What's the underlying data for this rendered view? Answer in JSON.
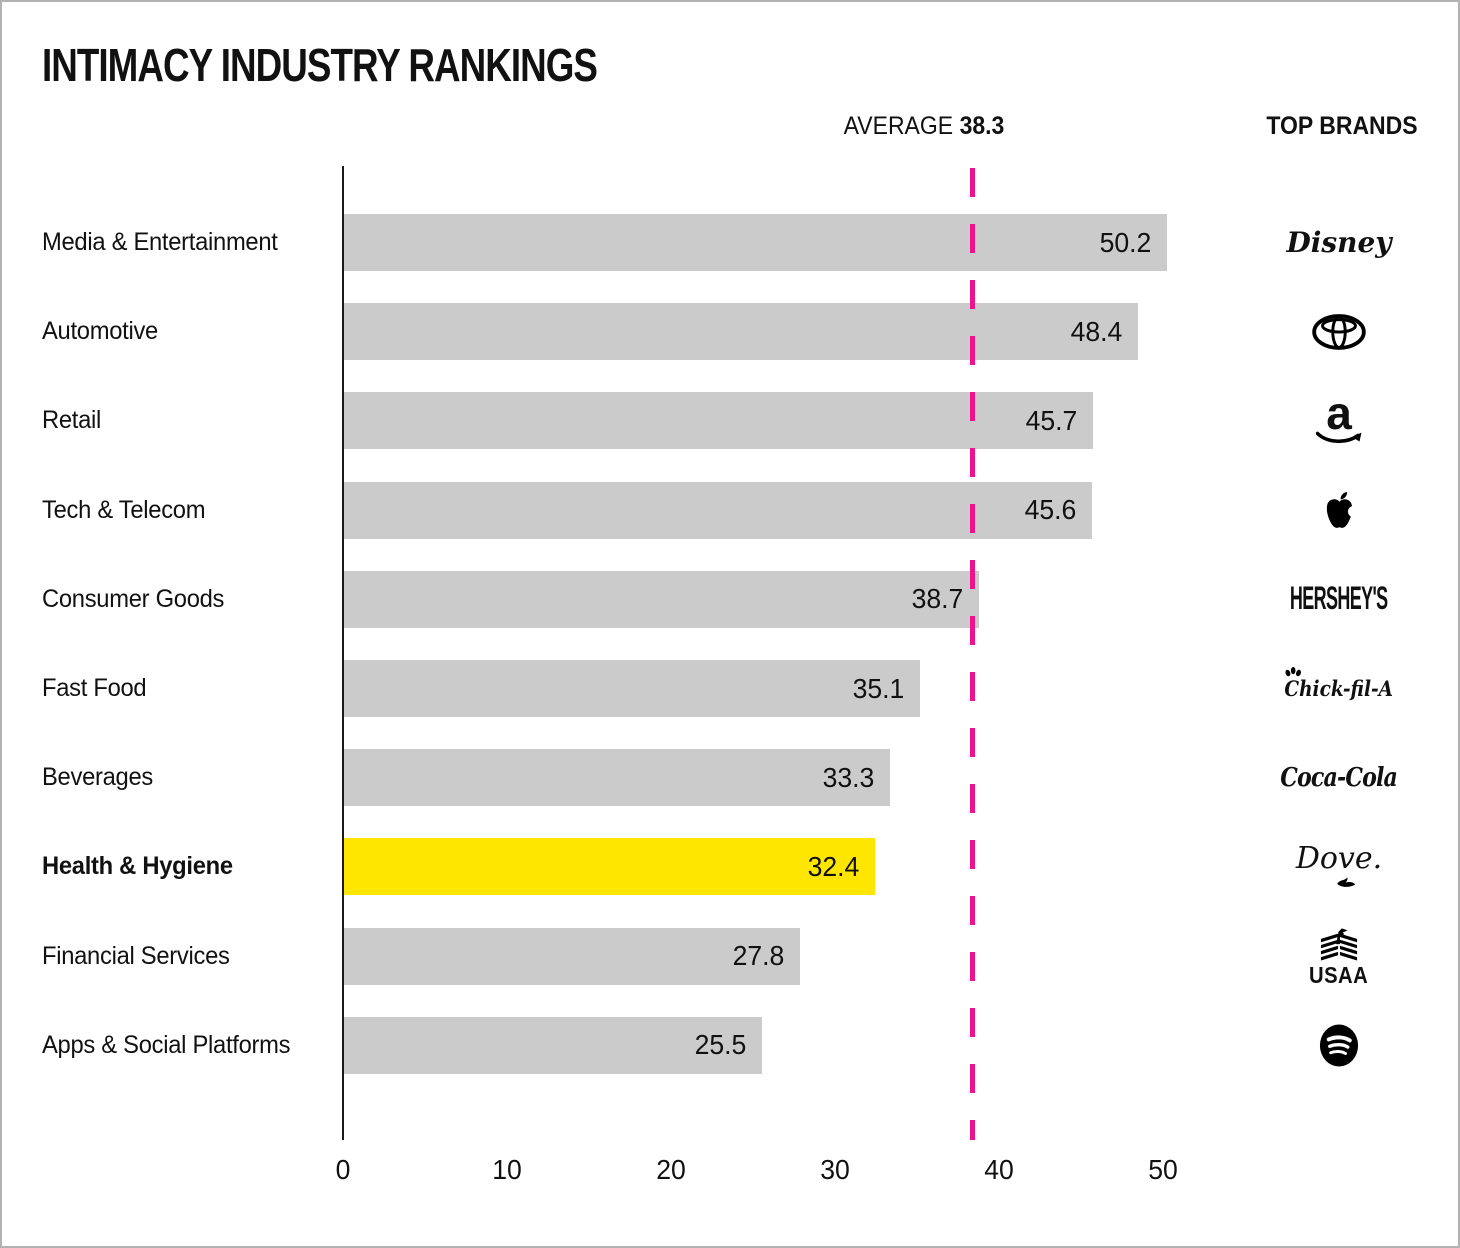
{
  "title": "INTIMACY INDUSTRY RANKINGS",
  "average": {
    "label": "AVERAGE",
    "value": 38.3,
    "value_label": "38.3"
  },
  "top_brands_header": "TOP BRANDS",
  "colors": {
    "bar": "#CBCBCB",
    "highlight_bar": "#FFE600",
    "average_line": "#ED138F",
    "axis": "#1A1A1A",
    "text": "#111111"
  },
  "chart_data": {
    "type": "bar",
    "orientation": "horizontal",
    "title": "INTIMACY INDUSTRY RANKINGS",
    "categories": [
      "Media & Entertainment",
      "Automotive",
      "Retail",
      "Tech & Telecom",
      "Consumer Goods",
      "Fast Food",
      "Beverages",
      "Health & Hygiene",
      "Financial Services",
      "Apps & Social Platforms"
    ],
    "values": [
      50.2,
      48.4,
      45.7,
      45.6,
      38.7,
      35.1,
      33.3,
      32.4,
      27.8,
      25.5
    ],
    "value_labels": [
      "50.2",
      "48.4",
      "45.7",
      "45.6",
      "38.7",
      "35.1",
      "33.3",
      "32.4",
      "27.8",
      "25.5"
    ],
    "highlight_index": 7,
    "average_reference_line": 38.3,
    "x_ticks": [
      0,
      10,
      20,
      30,
      40,
      50
    ],
    "xlim": [
      0,
      56
    ],
    "grid": false,
    "legend": false,
    "top_brands": [
      {
        "name": "Disney",
        "icon": "disney-logo",
        "wordmark": "Disney"
      },
      {
        "name": "Toyota",
        "icon": "toyota-logo",
        "wordmark": ""
      },
      {
        "name": "Amazon",
        "icon": "amazon-logo",
        "wordmark": "a"
      },
      {
        "name": "Apple",
        "icon": "apple-logo",
        "wordmark": ""
      },
      {
        "name": "Hershey's",
        "icon": "hersheys-logo",
        "wordmark": "HERSHEY'S"
      },
      {
        "name": "Chick-fil-A",
        "icon": "chick-fil-a-logo",
        "wordmark": "Chick-fil-A"
      },
      {
        "name": "Coca-Cola",
        "icon": "coca-cola-logo",
        "wordmark": "Coca-Cola"
      },
      {
        "name": "Dove",
        "icon": "dove-logo",
        "wordmark": "Dove."
      },
      {
        "name": "USAA",
        "icon": "usaa-logo",
        "wordmark": "USAA"
      },
      {
        "name": "Spotify",
        "icon": "spotify-logo",
        "wordmark": ""
      }
    ]
  }
}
────────────────────
SHORT EXERCISE: Repeat the data exactly, dropping every picture it holds.

OUTPUT OF THE TASK:
What's the underlying data for this rendered view? Answer in JSON.
{
  "title": "INTIMACY INDUSTRY RANKINGS",
  "average": {
    "label": "AVERAGE",
    "value": 38.3,
    "value_label": "38.3"
  },
  "top_brands_header": "TOP BRANDS",
  "colors": {
    "bar": "#CBCBCB",
    "highlight_bar": "#FFE600",
    "average_line": "#ED138F",
    "axis": "#1A1A1A",
    "text": "#111111"
  },
  "chart_data": {
    "type": "bar",
    "orientation": "horizontal",
    "title": "INTIMACY INDUSTRY RANKINGS",
    "categories": [
      "Media & Entertainment",
      "Automotive",
      "Retail",
      "Tech & Telecom",
      "Consumer Goods",
      "Fast Food",
      "Beverages",
      "Health & Hygiene",
      "Financial Services",
      "Apps & Social Platforms"
    ],
    "values": [
      50.2,
      48.4,
      45.7,
      45.6,
      38.7,
      35.1,
      33.3,
      32.4,
      27.8,
      25.5
    ],
    "value_labels": [
      "50.2",
      "48.4",
      "45.7",
      "45.6",
      "38.7",
      "35.1",
      "33.3",
      "32.4",
      "27.8",
      "25.5"
    ],
    "highlight_index": 7,
    "average_reference_line": 38.3,
    "x_ticks": [
      0,
      10,
      20,
      30,
      40,
      50
    ],
    "xlim": [
      0,
      56
    ],
    "grid": false,
    "legend": false,
    "top_brands": [
      {
        "name": "Disney",
        "icon": "disney-logo",
        "wordmark": "Disney"
      },
      {
        "name": "Toyota",
        "icon": "toyota-logo",
        "wordmark": ""
      },
      {
        "name": "Amazon",
        "icon": "amazon-logo",
        "wordmark": "a"
      },
      {
        "name": "Apple",
        "icon": "apple-logo",
        "wordmark": ""
      },
      {
        "name": "Hershey's",
        "icon": "hersheys-logo",
        "wordmark": "HERSHEY'S"
      },
      {
        "name": "Chick-fil-A",
        "icon": "chick-fil-a-logo",
        "wordmark": "Chick-fil-A"
      },
      {
        "name": "Coca-Cola",
        "icon": "coca-cola-logo",
        "wordmark": "Coca-Cola"
      },
      {
        "name": "Dove",
        "icon": "dove-logo",
        "wordmark": "Dove."
      },
      {
        "name": "USAA",
        "icon": "usaa-logo",
        "wordmark": "USAA"
      },
      {
        "name": "Spotify",
        "icon": "spotify-logo",
        "wordmark": ""
      }
    ]
  }
}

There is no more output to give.